- [Work to be completed] Copy every line that holds "weight".

- [Data rows]
■ ■ ■

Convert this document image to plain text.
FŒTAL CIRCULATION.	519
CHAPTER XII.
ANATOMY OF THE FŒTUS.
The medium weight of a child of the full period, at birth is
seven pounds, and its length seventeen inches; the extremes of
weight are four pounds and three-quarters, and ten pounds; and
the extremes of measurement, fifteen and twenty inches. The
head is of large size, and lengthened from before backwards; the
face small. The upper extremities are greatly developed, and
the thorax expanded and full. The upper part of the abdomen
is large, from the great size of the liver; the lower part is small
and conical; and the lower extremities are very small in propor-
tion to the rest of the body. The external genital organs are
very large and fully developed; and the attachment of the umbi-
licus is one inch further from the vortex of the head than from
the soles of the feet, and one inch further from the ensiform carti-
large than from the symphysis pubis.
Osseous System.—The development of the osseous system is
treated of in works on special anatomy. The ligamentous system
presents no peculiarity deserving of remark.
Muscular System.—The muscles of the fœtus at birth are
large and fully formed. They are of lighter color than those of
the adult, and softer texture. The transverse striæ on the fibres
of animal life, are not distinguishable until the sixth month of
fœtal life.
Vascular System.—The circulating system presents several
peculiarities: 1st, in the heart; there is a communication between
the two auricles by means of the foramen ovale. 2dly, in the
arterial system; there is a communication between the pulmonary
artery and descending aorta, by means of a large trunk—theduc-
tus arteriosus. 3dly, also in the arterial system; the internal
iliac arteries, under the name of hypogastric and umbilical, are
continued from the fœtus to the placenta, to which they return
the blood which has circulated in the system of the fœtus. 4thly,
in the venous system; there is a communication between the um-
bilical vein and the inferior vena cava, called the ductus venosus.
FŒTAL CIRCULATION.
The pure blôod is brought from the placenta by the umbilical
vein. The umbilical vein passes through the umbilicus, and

■ ■ ■

- [Correct output]
The medium weight of a child of the full period, at birth is
weight are four pounds and three-quarters, and ten pounds; and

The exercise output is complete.